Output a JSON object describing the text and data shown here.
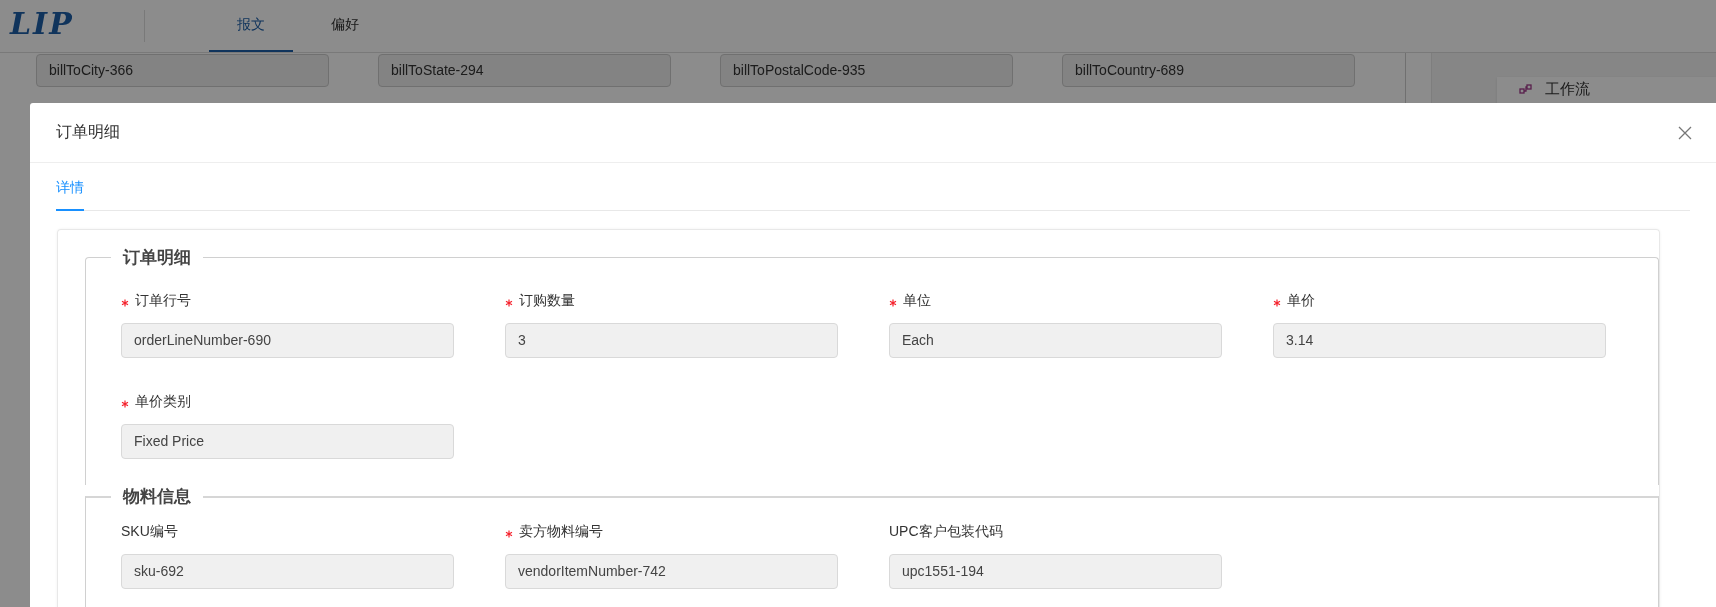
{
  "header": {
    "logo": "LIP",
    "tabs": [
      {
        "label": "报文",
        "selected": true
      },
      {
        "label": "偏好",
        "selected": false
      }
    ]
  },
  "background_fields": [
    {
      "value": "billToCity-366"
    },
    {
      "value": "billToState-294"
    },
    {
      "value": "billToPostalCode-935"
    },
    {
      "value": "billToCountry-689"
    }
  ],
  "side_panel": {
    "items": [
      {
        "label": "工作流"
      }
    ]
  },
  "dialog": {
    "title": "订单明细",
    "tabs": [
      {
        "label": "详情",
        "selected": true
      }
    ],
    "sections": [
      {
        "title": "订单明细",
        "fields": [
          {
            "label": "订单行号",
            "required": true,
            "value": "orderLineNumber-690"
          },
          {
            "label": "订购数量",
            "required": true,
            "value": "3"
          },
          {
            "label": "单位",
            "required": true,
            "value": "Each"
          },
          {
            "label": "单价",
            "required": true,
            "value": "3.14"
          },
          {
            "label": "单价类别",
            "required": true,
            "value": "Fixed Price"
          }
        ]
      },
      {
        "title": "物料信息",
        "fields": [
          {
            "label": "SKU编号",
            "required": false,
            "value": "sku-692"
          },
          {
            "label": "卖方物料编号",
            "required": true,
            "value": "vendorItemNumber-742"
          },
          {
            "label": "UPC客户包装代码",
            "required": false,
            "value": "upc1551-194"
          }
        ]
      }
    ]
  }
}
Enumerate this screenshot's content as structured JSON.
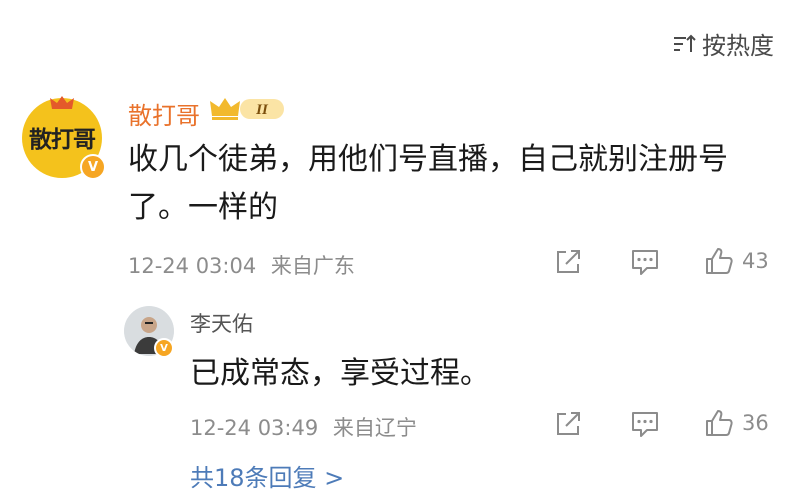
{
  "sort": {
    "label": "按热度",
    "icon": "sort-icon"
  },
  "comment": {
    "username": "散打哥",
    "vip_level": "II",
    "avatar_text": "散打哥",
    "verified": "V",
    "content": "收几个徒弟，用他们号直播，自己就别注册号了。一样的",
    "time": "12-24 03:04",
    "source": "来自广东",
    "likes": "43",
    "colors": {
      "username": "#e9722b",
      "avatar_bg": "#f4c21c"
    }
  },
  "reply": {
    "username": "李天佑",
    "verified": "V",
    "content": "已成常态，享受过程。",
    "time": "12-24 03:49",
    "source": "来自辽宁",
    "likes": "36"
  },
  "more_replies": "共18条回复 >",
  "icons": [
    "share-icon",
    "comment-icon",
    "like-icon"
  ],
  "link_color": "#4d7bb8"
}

Task: Find how many lines in the listing hold "username", and reply with that number only.

Answer to the problem: 3